:: Text block

Tabebuia rosea seed extract mediated synthesis of silver nanoparticles with antibacterial, antioxidant, and antiproliferative activities

The green synthesis of silver nanoparticles (AgNPs) using plants has grown in significance recently. The present investigation involved the synthesis of AgNPs utilizing Tabebuia rosea (TR) seeds as a reducing agent. The bioactive potential of the synthesized AgNP was evaluated through antibacterial, antioxidant, and cytotoxicity assays. The confirmation of the formation of AgNPs was achieved through the utilization of UV-vis spectroscopy. The spectroscopic analysis revealed the presence of absorption maxima at 450 nm, which is a distinctive feature of AgNPs. The optimization process for the synthesis of nanoparticles was conducted by varying the pH levels, metal ion (AgNO3), and substrate (Seed extract). The size range of the synthesized nanoparticles was found to be less than 100 nm through the use of scanning electron microscopy (SEM). The profile obtained through energy dispersive x-ray spectroscopy (EDX) analysis of AgNPs exhibited a characteristic optical absorption peak at approximately 3 keV. Further investigation using Fourier transform infrared (FTIR) spectroscopy revealed the involvement of O-H stretching in phenolic compounds and O-H and C=O stretching in carboxylic acids forming AgNPs. The results of the antimicrobial activity assay indicate that the bacteria K. pneumonia exhibited the maximum inhibition zone of 20 +/- 0.48 mm, followed by E. faecalis, P. aeruginosa, P. mirabilis, and S. aureus at the highest concentration of 100 mg ml(-1), respectively. The DPPH assay findings suggest that the maximum concentration of 500 mu g ml(-1) of AgNPs exhibited a unique scavenging ability, with a value of 80.98%. Additionally, the application of biologically synthesized AgNPs to treated cells resulted in a cytotoxic effect. The inhibitory concentration (IC50) value of 45 mu g ml(-1) was determined following a 24 h treatment with human fibroblast cells (L929). Using T. rosea seed to produce AgNPs holds promise for their potential application as nano drugs.

::::

**Goal of the exercise**
Copy the whole text on making silver nanoparticles with Tabebuia rosea seeds, word for word. The records that come next play no part in this.

:: Excerpted data

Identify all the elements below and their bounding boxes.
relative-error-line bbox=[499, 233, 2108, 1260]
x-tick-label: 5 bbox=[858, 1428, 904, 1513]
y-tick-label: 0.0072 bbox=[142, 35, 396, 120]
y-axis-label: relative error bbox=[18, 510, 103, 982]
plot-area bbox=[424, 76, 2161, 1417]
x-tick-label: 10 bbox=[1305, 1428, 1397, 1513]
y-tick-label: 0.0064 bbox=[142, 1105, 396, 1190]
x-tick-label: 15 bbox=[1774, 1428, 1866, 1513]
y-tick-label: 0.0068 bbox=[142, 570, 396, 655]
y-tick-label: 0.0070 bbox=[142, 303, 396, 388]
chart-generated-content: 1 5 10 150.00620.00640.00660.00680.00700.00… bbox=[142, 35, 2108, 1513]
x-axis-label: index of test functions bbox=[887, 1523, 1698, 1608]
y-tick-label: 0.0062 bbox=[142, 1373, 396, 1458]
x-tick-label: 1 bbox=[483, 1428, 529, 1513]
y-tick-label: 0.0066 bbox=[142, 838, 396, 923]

::::

**Answer to this exercise**
Tabebuia rosea seed extract mediated synthesis of silver nanoparticles with antibacterial, antioxidant, and antiproliferative activities

The green synthesis of silver nanoparticles (AgNPs) using plants has grown in significance recently. The present investigation involved the synthesis of AgNPs utilizing Tabebuia rosea (TR) seeds as a reducing agent. The bioactive potential of the synthesized AgNP was evaluated through antibacterial, antioxidant, and cytotoxicity assays. The confirmation of the formation of AgNPs was achieved through the utilization of UV-vis spectroscopy. The spectroscopic analysis revealed the presence of absorption maxima at 450 nm, which is a distinctive feature of AgNPs. The optimization process for the synthesis of nanoparticles was conducted by varying the pH levels, metal ion (AgNO3), and substrate (Seed extract). The size range of the synthesized nanoparticles was found to be less than 100 nm through the use of scanning electron microscopy (SEM). The profile obtained through energy dispersive x-ray spectroscopy (EDX) analysis of AgNPs exhibited a characteristic optical absorption peak at approximately 3 keV. Further investigation using Fourier transform infrared (FTIR) spectroscopy revealed the involvement of O-H stretching in phenolic compounds and O-H and C=O stretching in carboxylic acids forming AgNPs. The results of the antimicrobial activity assay indicate that the bacteria K. pneumonia exhibited the maximum inhibition zone of 20 +/- 0.48 mm, followed by E. faecalis, P. aeruginosa, P. mirabilis, and S. aureus at the highest concentration of 100 mg ml(-1), respectively. The DPPH assay findings suggest that the maximum concentration of 500 mu g ml(-1) of AgNPs exhibited a unique scavenging ability, with a value of 80.98%. Additionally, the application of biologically synthesized AgNPs to treated cells resulted in a cytotoxic effect. The inhibitory concentration (IC50) value of 45 mu g ml(-1) was determined following a 24 h treatment with human fibroblast cells (L929). Using T. rosea seed to produce AgNPs holds promise for their potential application as nano drugs.